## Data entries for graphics
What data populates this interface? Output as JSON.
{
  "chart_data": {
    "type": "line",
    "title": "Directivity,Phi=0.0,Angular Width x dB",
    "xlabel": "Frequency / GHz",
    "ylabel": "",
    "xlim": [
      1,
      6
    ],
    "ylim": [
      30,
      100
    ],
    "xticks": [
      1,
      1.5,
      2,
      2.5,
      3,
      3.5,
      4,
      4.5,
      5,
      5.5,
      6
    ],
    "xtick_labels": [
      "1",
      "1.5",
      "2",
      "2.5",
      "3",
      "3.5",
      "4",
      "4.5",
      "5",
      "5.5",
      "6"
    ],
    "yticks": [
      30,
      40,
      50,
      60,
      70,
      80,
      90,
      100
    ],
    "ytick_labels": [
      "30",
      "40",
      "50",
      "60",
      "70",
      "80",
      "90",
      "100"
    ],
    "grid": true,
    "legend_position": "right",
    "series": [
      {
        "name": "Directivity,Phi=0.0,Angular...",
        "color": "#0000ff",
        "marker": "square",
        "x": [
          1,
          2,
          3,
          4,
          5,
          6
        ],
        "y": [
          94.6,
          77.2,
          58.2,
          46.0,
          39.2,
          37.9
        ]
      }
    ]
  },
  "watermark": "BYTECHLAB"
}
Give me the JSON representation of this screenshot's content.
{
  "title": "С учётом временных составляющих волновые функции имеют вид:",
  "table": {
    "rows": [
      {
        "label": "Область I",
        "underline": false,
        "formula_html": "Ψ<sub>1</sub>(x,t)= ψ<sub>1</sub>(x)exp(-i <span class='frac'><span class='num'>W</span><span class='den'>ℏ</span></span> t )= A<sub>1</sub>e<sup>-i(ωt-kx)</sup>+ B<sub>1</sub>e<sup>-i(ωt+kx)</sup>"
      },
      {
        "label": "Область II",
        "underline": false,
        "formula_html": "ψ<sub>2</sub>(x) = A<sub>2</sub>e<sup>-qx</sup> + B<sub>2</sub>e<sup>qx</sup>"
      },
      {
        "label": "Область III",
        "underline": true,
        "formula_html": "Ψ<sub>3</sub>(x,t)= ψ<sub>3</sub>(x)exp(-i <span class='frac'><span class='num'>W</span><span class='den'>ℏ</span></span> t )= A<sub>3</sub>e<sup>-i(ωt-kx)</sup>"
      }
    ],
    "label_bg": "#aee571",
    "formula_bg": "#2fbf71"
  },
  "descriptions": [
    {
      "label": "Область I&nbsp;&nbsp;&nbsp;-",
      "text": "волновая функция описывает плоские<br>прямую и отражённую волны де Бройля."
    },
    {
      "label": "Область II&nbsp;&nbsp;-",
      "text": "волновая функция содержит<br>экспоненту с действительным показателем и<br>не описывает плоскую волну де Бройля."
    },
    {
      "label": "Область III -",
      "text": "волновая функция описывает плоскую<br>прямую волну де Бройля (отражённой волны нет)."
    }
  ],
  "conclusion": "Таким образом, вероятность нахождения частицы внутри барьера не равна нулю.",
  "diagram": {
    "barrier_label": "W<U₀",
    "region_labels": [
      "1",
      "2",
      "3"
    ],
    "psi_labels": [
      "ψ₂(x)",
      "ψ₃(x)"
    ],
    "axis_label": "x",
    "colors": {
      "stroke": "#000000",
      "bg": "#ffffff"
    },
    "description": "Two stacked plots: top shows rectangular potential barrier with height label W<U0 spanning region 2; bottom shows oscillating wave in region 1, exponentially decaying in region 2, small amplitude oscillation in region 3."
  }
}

## WHAT THIS TASK INVOLVES
Repeat the records above exactly, from the first line to the last.

## IN RESPONSE
What data populates this interface? Output as JSON.
{
  "chart_data": {
    "type": "line",
    "title": "Directivity,Phi=0.0,Angular Width x dB",
    "xlabel": "Frequency / GHz",
    "ylabel": "",
    "xlim": [
      1,
      6
    ],
    "ylim": [
      30,
      100
    ],
    "xticks": [
      1,
      1.5,
      2,
      2.5,
      3,
      3.5,
      4,
      4.5,
      5,
      5.5,
      6
    ],
    "xtick_labels": [
      "1",
      "1.5",
      "2",
      "2.5",
      "3",
      "3.5",
      "4",
      "4.5",
      "5",
      "5.5",
      "6"
    ],
    "yticks": [
      30,
      40,
      50,
      60,
      70,
      80,
      90,
      100
    ],
    "ytick_labels": [
      "30",
      "40",
      "50",
      "60",
      "70",
      "80",
      "90",
      "100"
    ],
    "grid": true,
    "legend_position": "right",
    "series": [
      {
        "name": "Directivity,Phi=0.0,Angular...",
        "color": "#0000ff",
        "marker": "square",
        "x": [
          1,
          2,
          3,
          4,
          5,
          6
        ],
        "y": [
          94.6,
          77.2,
          58.2,
          46.0,
          39.2,
          37.9
        ]
      }
    ]
  },
  "watermark": "BYTECHLAB"
}
Give me the JSON representation of this screenshot's content.
{
  "title": "С учётом временных составляющих волновые функции имеют вид:",
  "table": {
    "rows": [
      {
        "label": "Область I",
        "underline": false,
        "formula_html": "Ψ<sub>1</sub>(x,t)= ψ<sub>1</sub>(x)exp(-i <span class='frac'><span class='num'>W</span><span class='den'>ℏ</span></span> t )= A<sub>1</sub>e<sup>-i(ωt-kx)</sup>+ B<sub>1</sub>e<sup>-i(ωt+kx)</sup>"
      },
      {
        "label": "Область II",
        "underline": false,
        "formula_html": "ψ<sub>2</sub>(x) = A<sub>2</sub>e<sup>-qx</sup> + B<sub>2</sub>e<sup>qx</sup>"
      },
      {
        "label": "Область III",
        "underline": true,
        "formula_html": "Ψ<sub>3</sub>(x,t)= ψ<sub>3</sub>(x)exp(-i <span class='frac'><span class='num'>W</span><span class='den'>ℏ</span></span> t )= A<sub>3</sub>e<sup>-i(ωt-kx)</sup>"
      }
    ],
    "label_bg": "#aee571",
    "formula_bg": "#2fbf71"
  },
  "descriptions": [
    {
      "label": "Область I&nbsp;&nbsp;&nbsp;-",
      "text": "волновая функция описывает плоские<br>прямую и отражённую волны де Бройля."
    },
    {
      "label": "Область II&nbsp;&nbsp;-",
      "text": "волновая функция содержит<br>экспоненту с действительным показателем и<br>не описывает плоскую волну де Бройля."
    },
    {
      "label": "Область III -",
      "text": "волновая функция описывает плоскую<br>прямую волну де Бройля (отражённой волны нет)."
    }
  ],
  "conclusion": "Таким образом, вероятность нахождения частицы внутри барьера не равна нулю.",
  "diagram": {
    "barrier_label": "W<U₀",
    "region_labels": [
      "1",
      "2",
      "3"
    ],
    "psi_labels": [
      "ψ₂(x)",
      "ψ₃(x)"
    ],
    "axis_label": "x",
    "colors": {
      "stroke": "#000000",
      "bg": "#ffffff"
    },
    "description": "Two stacked plots: top shows rectangular potential barrier with height label W<U0 spanning region 2; bottom shows oscillating wave in region 1, exponentially decaying in region 2, small amplitude oscillation in region 3."
  }
}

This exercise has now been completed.